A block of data
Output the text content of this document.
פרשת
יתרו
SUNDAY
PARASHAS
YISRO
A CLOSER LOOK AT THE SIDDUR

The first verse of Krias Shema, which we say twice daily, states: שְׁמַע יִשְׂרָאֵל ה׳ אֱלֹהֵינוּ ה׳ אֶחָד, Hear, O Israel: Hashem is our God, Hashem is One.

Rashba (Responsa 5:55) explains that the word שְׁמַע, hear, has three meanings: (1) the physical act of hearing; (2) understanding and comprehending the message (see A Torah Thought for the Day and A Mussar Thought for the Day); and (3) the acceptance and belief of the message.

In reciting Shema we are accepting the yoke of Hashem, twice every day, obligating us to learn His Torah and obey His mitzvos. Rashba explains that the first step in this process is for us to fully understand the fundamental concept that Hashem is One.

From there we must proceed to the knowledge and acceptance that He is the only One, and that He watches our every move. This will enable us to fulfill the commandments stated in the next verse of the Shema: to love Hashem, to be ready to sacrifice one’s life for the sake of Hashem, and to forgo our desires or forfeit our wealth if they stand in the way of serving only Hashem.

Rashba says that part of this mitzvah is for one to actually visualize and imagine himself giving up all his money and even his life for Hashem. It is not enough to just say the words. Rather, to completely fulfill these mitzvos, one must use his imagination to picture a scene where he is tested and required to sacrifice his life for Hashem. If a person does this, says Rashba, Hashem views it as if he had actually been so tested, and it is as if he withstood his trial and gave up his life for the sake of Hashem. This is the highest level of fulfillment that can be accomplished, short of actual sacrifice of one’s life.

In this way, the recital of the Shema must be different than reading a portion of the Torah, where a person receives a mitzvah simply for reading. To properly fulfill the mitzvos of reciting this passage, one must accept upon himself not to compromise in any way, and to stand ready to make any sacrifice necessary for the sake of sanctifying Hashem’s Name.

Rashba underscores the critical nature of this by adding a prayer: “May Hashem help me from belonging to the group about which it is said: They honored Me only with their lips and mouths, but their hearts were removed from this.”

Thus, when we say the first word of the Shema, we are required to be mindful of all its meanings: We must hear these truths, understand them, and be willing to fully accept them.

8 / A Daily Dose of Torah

> _Aim_:
Find every line that holds "only" and copy it.

> _Answer to this task_:
From there we must proceed to the knowledge and acceptance that He is the only One, and that He watches our every move. This will enable us to fulfill the commandments stated in the next verse of the Shema: to love Hashem, to be ready to sacrifice one’s life for the sake of Hashem, and to forgo our desires or forfeit our wealth if they stand in the way of serving only Hashem.
Rashba underscores the critical nature of this by adding a prayer: “May Hashem help me from belonging to the group about which it is said: They honored Me only with their lips and mouths, but their hearts were removed from this.”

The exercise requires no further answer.